_Document_
Start

Even though Wayne Curry lives in the American hinterlands, he has managed to acquire a respectable German vocabulary over time. He knows the German commands Fuß! (heel), Sitz! (sit) and Aus! (drop it).

Curry loves Germany. He has a Porsche and a BMW in his garage. But most of all, he loves the German Shepherd.

He owns a large piece of land in the small town of Rochester, Washington, a one-and-a-half-hour drive from Seattle. The property was once a Christmas tree farm, but now Curry raises and trains German Shepherds there.

He left the evergreen trees standing, and now all of his kennels are designed so that each dog has his own Christmas tree to run around. The Germanophile calls his camp "Kraftwerk K9." K9 stands for "canine."

His company signs feature the black silhouette of a German Shepherd's head. "I like Germans," he says. "They're my peers. They're competetive. They go to win."

Next to the Labrador Retriever, the German Shepherd is the second-most popular dog breed in the United States. And Curry is the most successful German Shepherd breeder in the country. He has devoted the last 20 years of his life to German Shepherds. He once raised Rottweilers, but it was a long time ago. "They don't stand a chance against the German Shepherd. They take off when they've had enough," he says.

And what about the Doberman, the Pit Bull Terrier and the Great Dane? "Not a chance!" he says.

Hitler's Favorite

The latest copies of Schäferhund Magazin (German Shepherd Magazine) from Germany are on a table in his office. Has Curry heard that there is a passionate debate underway in Germany at the moment over the decline of the breed? And has he heard that German police forces now prefer to work with the Belgian Shepherd, or Malinois?

"Excuse me?" Curry asks, with an icy look in his eyes. He composes himself, and then launches into an angry tirade. "Even in Germany they call (the Malinois) a throwaway dog. The German Shepherd can concentrate, but the Malinois can't. And that's time and time again. I wouldn't let a Malinois near my family." And then he adds: "I think it's an ugly dog."

End

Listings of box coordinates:
Start

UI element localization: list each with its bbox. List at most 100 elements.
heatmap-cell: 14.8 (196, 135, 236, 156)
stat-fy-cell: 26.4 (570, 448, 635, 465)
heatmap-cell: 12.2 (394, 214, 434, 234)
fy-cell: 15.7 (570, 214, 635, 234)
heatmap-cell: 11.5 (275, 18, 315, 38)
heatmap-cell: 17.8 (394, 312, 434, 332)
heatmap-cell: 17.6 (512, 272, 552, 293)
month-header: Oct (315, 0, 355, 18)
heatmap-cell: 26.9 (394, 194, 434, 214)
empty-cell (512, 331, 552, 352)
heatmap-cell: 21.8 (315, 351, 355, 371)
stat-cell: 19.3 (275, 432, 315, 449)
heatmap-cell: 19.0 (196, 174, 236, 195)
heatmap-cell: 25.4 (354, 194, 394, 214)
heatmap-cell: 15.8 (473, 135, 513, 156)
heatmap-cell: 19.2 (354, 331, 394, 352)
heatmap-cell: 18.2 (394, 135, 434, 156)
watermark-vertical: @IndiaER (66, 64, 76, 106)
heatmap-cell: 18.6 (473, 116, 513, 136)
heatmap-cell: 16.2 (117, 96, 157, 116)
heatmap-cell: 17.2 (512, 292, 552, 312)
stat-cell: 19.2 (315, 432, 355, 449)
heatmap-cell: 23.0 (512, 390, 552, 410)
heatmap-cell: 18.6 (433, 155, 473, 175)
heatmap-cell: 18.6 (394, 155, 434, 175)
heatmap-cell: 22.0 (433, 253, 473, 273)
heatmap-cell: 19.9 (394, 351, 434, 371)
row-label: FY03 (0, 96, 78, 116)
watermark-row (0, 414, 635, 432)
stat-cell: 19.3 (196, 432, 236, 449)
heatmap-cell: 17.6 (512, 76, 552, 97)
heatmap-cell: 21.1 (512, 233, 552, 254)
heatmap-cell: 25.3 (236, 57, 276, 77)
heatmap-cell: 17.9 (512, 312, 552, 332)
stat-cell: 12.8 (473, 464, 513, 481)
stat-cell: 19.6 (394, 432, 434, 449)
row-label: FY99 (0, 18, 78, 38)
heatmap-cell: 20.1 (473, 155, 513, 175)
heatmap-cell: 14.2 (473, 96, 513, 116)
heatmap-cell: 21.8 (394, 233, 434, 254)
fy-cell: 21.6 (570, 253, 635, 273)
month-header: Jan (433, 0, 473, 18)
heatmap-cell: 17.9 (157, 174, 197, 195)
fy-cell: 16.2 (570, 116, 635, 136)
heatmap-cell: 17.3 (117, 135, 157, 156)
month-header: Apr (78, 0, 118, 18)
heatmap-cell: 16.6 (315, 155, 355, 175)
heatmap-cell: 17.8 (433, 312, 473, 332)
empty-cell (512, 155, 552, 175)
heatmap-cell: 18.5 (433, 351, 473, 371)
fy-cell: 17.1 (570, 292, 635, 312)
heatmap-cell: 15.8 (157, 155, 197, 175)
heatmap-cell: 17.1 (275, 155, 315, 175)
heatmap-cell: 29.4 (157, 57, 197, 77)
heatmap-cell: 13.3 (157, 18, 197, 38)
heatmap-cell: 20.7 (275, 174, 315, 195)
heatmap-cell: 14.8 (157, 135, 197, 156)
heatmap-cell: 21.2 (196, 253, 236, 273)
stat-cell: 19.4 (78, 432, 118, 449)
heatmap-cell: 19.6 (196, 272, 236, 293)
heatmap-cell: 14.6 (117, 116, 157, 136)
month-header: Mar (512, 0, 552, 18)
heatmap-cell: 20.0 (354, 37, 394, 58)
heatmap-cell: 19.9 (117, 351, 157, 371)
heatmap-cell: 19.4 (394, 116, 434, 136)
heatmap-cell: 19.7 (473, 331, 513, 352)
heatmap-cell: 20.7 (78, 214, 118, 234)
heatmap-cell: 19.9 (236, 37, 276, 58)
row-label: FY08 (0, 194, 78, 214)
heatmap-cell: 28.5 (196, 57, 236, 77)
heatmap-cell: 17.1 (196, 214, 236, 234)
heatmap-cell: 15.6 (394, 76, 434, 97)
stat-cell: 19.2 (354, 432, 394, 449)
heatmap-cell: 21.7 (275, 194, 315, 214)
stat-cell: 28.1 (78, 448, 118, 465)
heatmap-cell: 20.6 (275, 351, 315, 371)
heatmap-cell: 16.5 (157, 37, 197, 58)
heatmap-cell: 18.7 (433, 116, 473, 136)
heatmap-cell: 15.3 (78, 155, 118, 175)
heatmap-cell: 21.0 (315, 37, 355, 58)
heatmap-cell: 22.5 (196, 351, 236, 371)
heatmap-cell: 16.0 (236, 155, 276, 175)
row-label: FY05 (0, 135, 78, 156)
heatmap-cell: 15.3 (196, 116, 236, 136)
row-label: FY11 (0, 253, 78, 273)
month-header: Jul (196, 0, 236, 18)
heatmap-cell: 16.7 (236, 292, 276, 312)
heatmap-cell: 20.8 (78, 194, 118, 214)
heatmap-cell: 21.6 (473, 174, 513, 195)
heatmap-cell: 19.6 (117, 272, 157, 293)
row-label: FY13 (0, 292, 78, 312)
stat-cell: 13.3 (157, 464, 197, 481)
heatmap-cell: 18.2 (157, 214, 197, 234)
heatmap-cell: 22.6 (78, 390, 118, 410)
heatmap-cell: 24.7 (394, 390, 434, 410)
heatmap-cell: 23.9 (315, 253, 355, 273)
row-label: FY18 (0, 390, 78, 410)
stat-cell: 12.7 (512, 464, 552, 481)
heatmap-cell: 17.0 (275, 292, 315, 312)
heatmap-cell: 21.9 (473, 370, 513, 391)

End

_Exercise 1_
Output the part of the German Shepherd article that opens with the words containing "Even though Wayne" and closes with "German Shepherds there.".
_Exercise 2_
According to the German Shepherd article, what was Curry's property in Rochester, Washington, before he used it for his dogs?
These rows are separate from the German Shepherd article.

_Complete response 1_
Even though Wayne Curry lives in the American hinterlands, he has managed to acquire a respectable German vocabulary over time. He knows the German commands Fuß! (heel), Sitz! (sit) and Aus! (drop it).

Curry loves Germany. He has a Porsche and a BMW in his garage. But most of all, he loves the German Shepherd.

He owns a large piece of land in the small town of Rochester, Washington, a one-and-a-half-hour drive from Seattle. The property was once a Christmas tree farm, but now Curry raises and trains German Shepherds there.

_Complete response 2_
It was once a Christmas tree farm.